# Goal of the exercise
Copy each line of the entries below that contains the string "mode".

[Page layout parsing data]
++++++++

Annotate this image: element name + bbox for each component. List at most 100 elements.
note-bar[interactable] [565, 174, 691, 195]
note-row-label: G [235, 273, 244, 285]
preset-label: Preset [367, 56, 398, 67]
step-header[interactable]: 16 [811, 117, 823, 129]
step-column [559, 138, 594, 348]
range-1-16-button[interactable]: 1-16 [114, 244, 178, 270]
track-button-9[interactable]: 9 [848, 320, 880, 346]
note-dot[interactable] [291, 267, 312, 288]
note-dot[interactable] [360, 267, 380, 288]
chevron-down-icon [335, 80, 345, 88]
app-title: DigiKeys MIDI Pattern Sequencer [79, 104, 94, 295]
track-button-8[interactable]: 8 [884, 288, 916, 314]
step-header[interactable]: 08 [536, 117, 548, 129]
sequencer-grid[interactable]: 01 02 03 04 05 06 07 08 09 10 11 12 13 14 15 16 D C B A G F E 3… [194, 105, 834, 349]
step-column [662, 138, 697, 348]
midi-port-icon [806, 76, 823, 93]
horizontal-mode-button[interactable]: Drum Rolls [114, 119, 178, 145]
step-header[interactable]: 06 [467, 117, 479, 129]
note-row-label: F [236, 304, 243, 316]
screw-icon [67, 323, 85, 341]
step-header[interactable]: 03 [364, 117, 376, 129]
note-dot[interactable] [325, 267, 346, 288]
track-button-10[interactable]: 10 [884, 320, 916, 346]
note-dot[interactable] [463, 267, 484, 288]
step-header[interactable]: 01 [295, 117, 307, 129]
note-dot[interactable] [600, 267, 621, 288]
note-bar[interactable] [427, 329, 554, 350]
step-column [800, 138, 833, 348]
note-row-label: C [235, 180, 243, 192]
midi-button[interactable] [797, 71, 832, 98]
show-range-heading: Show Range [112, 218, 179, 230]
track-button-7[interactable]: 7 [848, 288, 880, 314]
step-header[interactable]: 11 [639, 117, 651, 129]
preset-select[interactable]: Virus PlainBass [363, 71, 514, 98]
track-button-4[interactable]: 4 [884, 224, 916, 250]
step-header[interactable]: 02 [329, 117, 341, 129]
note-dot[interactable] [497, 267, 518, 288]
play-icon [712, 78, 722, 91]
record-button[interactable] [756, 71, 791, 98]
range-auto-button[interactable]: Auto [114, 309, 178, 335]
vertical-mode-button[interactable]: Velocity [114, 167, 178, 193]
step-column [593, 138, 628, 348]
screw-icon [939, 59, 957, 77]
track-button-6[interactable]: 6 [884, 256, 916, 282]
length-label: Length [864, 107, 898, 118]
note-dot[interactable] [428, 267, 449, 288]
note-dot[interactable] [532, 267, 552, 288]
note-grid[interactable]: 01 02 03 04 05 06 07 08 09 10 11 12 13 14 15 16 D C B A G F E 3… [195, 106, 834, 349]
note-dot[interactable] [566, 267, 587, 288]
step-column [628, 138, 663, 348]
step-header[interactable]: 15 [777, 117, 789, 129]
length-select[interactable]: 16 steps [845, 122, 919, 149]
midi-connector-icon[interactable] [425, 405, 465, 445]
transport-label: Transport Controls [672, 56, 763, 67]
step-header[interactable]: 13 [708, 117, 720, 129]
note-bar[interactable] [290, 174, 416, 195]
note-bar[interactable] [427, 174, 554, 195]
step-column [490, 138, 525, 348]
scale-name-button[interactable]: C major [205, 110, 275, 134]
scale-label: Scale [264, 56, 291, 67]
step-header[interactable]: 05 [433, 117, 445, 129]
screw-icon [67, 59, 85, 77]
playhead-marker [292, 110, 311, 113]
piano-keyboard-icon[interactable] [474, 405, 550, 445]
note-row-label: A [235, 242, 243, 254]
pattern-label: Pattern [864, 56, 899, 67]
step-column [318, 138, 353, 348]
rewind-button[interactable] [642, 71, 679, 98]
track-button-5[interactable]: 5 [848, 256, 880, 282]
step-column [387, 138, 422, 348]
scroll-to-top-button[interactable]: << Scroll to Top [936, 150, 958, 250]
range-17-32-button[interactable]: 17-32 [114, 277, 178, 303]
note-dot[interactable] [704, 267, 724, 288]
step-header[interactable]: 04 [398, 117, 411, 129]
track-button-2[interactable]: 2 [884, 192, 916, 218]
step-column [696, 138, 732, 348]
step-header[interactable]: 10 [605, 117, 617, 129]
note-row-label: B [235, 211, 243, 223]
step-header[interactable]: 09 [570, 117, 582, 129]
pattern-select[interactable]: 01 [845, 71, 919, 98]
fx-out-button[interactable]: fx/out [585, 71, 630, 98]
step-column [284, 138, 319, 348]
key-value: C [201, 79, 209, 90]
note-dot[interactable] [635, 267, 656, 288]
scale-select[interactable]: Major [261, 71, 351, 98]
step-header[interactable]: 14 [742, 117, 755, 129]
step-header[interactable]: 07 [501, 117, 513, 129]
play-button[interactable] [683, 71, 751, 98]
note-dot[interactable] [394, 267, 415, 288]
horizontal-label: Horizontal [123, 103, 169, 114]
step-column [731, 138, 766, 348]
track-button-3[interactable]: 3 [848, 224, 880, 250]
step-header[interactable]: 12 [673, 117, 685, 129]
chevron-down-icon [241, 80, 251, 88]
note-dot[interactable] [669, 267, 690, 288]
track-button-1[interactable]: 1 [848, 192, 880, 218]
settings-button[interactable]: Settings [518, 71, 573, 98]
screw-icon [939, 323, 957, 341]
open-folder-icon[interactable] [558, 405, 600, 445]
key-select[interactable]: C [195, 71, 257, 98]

++++++++

# Task response
horizontal-mode-button[interactable]: Drum Rolls [114, 119, 178, 145]
vertical-mode-button[interactable]: Velocity [114, 167, 178, 193]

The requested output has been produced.